--- start of Excerpted records ---
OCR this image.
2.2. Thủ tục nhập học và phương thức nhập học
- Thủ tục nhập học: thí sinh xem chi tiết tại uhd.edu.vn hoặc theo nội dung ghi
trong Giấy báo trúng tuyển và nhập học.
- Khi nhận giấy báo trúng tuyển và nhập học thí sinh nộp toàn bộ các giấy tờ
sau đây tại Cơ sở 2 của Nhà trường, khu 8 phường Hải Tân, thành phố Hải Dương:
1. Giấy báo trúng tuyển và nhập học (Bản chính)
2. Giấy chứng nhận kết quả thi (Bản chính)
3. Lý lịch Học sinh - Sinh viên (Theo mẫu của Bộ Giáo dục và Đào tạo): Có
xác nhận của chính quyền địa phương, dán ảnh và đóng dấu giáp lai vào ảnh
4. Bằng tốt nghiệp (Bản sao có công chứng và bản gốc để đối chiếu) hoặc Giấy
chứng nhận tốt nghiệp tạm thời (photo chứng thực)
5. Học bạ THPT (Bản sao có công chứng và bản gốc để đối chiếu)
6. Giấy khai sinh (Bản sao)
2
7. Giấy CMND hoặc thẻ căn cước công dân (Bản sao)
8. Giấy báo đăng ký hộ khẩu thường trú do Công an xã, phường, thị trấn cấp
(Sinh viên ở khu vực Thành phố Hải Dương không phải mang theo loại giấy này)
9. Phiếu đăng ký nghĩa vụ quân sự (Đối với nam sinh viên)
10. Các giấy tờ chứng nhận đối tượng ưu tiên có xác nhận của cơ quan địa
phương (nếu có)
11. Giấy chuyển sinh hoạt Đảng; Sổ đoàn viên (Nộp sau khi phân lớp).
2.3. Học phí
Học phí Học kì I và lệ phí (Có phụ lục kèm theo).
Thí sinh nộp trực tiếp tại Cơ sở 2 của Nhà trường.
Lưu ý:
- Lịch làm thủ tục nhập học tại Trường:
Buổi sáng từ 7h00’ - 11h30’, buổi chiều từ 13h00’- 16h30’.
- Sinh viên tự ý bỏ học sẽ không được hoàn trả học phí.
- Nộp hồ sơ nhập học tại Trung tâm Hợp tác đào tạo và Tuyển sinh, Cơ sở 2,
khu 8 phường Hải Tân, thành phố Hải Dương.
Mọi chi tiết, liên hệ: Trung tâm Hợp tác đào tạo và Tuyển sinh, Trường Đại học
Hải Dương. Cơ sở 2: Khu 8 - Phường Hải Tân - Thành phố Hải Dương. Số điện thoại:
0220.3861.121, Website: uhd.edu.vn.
--- end of Excerpted records ---
• Instructions to follow
Write out all the data again, exactly as it appears.

• Answer
OCR this image.
2.2. Thủ tục nhập học và phương thức nhập học
- Thủ tục nhập học: thí sinh xem chi tiết tại uhd.edu.vn hoặc theo nội dung ghi
trong Giấy báo trúng tuyển và nhập học.
- Khi nhận giấy báo trúng tuyển và nhập học thí sinh nộp toàn bộ các giấy tờ
sau đây tại Cơ sở 2 của Nhà trường, khu 8 phường Hải Tân, thành phố Hải Dương:
1. Giấy báo trúng tuyển và nhập học (Bản chính)
2. Giấy chứng nhận kết quả thi (Bản chính)
3. Lý lịch Học sinh - Sinh viên (Theo mẫu của Bộ Giáo dục và Đào tạo): Có
xác nhận của chính quyền địa phương, dán ảnh và đóng dấu giáp lai vào ảnh
4. Bằng tốt nghiệp (Bản sao có công chứng và bản gốc để đối chiếu) hoặc Giấy
chứng nhận tốt nghiệp tạm thời (photo chứng thực)
5. Học bạ THPT (Bản sao có công chứng và bản gốc để đối chiếu)
6. Giấy khai sinh (Bản sao)
2
7. Giấy CMND hoặc thẻ căn cước công dân (Bản sao)
8. Giấy báo đăng ký hộ khẩu thường trú do Công an xã, phường, thị trấn cấp
(Sinh viên ở khu vực Thành phố Hải Dương không phải mang theo loại giấy này)
9. Phiếu đăng ký nghĩa vụ quân sự (Đối với nam sinh viên)
10. Các giấy tờ chứng nhận đối tượng ưu tiên có xác nhận của cơ quan địa
phương (nếu có)
11. Giấy chuyển sinh hoạt Đảng; Sổ đoàn viên (Nộp sau khi phân lớp).
2.3. Học phí
Học phí Học kì I và lệ phí (Có phụ lục kèm theo).
Thí sinh nộp trực tiếp tại Cơ sở 2 của Nhà trường.
Lưu ý:
- Lịch làm thủ tục nhập học tại Trường:
Buổi sáng từ 7h00’ - 11h30’, buổi chiều từ 13h00’- 16h30’.
- Sinh viên tự ý bỏ học sẽ không được hoàn trả học phí.
- Nộp hồ sơ nhập học tại Trung tâm Hợp tác đào tạo và Tuyển sinh, Cơ sở 2,
khu 8 phường Hải Tân, thành phố Hải Dương.
Mọi chi tiết, liên hệ: Trung tâm Hợp tác đào tạo và Tuyển sinh, Trường Đại học
Hải Dương. Cơ sở 2: Khu 8 - Phường Hải Tân - Thành phố Hải Dương. Số điện thoại:
0220.3861.121, Website: uhd.edu.vn.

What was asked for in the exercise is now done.